:: Exercise aim ::
Find the lines below that contain the string "important". Copy each one.

[Saved entries]
________

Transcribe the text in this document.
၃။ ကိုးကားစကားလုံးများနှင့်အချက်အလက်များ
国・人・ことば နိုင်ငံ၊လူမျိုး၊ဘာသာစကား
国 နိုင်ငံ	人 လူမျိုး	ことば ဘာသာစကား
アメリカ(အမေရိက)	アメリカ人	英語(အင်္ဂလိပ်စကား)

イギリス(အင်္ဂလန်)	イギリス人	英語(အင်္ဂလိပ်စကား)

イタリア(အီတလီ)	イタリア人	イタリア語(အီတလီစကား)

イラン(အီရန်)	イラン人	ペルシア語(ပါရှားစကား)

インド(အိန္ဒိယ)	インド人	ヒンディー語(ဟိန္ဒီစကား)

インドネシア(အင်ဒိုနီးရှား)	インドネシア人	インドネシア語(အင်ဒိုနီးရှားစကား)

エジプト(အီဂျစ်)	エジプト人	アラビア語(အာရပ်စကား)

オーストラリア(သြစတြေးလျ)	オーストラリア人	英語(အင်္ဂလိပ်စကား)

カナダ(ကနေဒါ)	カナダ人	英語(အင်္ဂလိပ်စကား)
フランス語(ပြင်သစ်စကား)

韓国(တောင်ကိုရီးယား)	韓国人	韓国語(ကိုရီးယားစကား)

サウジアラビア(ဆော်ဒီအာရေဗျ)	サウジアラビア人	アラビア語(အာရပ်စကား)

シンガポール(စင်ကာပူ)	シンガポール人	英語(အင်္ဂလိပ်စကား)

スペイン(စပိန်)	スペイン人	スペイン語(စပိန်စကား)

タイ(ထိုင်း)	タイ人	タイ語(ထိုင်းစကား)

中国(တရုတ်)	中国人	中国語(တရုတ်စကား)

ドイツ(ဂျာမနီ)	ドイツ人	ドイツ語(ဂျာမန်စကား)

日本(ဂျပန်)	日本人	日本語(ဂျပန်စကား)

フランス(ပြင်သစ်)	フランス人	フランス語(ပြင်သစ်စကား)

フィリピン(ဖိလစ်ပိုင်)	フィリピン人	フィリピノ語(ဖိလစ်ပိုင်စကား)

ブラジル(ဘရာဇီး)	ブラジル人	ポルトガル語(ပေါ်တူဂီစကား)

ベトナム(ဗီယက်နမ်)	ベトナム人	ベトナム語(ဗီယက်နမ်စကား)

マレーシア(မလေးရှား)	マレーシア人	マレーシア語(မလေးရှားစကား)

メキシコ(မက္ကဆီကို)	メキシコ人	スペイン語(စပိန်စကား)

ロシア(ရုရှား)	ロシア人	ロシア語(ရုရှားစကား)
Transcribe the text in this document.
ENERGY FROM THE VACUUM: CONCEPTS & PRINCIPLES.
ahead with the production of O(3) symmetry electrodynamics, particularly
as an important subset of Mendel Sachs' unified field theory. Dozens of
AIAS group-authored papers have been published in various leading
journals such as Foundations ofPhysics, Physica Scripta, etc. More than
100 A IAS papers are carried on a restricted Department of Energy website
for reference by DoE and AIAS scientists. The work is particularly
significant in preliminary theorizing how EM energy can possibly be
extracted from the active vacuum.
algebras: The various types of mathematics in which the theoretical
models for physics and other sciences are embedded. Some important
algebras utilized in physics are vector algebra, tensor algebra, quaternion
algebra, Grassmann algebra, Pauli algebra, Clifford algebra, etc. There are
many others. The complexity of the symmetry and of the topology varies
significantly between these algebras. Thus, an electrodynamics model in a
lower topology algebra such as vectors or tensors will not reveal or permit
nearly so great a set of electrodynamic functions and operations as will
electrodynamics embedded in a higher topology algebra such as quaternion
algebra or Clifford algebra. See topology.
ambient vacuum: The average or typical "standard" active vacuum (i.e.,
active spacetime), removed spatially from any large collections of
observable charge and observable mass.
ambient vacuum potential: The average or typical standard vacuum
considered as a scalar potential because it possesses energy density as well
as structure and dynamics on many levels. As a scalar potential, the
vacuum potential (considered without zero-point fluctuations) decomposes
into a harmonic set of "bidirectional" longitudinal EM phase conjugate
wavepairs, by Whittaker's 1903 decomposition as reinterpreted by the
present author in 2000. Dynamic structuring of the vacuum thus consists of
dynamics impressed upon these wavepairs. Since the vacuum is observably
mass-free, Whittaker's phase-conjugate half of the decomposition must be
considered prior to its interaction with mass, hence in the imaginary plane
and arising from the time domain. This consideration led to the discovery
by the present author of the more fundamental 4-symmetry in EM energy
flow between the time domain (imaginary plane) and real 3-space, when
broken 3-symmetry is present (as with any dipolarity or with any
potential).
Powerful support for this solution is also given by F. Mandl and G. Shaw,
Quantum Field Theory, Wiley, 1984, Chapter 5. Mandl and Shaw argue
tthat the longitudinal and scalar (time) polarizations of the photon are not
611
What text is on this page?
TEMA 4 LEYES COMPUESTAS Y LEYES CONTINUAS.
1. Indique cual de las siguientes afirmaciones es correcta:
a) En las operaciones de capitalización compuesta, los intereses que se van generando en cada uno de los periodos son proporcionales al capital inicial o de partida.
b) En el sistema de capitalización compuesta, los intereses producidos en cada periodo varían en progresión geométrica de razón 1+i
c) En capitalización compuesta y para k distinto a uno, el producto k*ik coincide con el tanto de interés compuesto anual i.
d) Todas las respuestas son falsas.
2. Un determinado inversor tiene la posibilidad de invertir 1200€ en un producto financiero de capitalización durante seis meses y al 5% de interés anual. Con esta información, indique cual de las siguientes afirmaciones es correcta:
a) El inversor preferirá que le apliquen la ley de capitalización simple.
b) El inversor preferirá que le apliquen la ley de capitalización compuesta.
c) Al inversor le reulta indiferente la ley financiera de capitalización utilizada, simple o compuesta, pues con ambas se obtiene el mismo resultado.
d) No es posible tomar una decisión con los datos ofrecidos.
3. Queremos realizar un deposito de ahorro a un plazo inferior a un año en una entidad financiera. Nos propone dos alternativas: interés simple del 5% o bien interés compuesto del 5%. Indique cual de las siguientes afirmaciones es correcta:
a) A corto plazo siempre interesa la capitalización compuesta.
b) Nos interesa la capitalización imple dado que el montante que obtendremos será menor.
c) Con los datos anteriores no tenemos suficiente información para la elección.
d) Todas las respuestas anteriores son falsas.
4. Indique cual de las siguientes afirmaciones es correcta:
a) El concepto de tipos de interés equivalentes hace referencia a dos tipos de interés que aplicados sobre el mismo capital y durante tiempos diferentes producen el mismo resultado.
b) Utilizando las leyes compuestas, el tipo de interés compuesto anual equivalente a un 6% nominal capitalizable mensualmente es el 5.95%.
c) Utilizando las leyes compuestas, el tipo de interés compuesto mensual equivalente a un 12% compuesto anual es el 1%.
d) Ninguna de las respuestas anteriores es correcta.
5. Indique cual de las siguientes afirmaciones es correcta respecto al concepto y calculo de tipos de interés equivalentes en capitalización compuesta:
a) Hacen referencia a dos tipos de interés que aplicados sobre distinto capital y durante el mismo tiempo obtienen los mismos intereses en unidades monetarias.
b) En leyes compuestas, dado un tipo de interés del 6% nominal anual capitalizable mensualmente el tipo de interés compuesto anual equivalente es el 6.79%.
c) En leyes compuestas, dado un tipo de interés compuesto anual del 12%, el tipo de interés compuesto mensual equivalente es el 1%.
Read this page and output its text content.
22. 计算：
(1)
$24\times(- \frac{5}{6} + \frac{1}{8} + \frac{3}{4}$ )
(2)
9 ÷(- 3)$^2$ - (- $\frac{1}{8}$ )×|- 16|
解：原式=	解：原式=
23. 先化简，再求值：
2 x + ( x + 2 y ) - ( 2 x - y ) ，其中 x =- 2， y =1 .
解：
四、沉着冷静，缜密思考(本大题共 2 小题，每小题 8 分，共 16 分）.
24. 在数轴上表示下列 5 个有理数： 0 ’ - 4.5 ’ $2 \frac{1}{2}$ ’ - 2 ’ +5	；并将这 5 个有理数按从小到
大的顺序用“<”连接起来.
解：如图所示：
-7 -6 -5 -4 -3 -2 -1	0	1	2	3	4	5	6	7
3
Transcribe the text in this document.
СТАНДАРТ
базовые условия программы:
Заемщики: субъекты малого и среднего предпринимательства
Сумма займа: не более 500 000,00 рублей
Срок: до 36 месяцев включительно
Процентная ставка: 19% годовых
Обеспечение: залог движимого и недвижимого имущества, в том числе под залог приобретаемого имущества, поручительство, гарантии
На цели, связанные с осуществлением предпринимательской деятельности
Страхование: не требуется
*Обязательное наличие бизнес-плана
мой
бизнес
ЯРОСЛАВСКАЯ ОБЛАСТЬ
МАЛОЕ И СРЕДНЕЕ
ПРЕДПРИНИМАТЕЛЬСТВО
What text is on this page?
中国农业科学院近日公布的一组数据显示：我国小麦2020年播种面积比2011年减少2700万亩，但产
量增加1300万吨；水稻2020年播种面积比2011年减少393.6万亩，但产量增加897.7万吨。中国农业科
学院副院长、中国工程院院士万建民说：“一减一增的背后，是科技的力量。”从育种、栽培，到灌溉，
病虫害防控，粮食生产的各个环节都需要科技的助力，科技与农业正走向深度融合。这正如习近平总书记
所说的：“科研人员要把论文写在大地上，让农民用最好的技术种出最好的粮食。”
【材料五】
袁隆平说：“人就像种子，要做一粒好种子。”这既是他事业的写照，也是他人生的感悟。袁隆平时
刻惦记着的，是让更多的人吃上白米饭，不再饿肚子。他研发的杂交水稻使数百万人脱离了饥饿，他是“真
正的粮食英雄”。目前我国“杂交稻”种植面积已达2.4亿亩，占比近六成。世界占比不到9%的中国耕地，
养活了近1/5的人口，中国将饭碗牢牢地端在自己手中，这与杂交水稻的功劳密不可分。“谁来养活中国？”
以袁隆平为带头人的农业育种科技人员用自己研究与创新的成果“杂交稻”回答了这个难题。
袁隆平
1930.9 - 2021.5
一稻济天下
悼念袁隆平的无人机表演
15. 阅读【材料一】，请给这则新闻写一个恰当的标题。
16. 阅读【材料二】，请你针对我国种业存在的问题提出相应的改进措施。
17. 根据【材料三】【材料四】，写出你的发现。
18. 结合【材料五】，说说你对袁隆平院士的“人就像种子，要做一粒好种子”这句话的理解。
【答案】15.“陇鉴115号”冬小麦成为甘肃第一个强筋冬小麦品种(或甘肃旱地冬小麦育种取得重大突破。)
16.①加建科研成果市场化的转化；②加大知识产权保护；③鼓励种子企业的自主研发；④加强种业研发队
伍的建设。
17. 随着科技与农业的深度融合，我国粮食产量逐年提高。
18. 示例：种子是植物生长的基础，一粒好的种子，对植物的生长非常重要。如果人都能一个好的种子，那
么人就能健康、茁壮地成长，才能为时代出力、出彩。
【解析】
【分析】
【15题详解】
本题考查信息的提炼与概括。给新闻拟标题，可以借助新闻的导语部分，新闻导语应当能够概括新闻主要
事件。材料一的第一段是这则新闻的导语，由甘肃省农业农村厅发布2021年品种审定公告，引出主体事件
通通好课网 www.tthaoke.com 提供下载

________

:: Response ::
as an important subset of Mendel Sachs' unified field theory. Dozens of
models for physics and other sciences are embedded. Some important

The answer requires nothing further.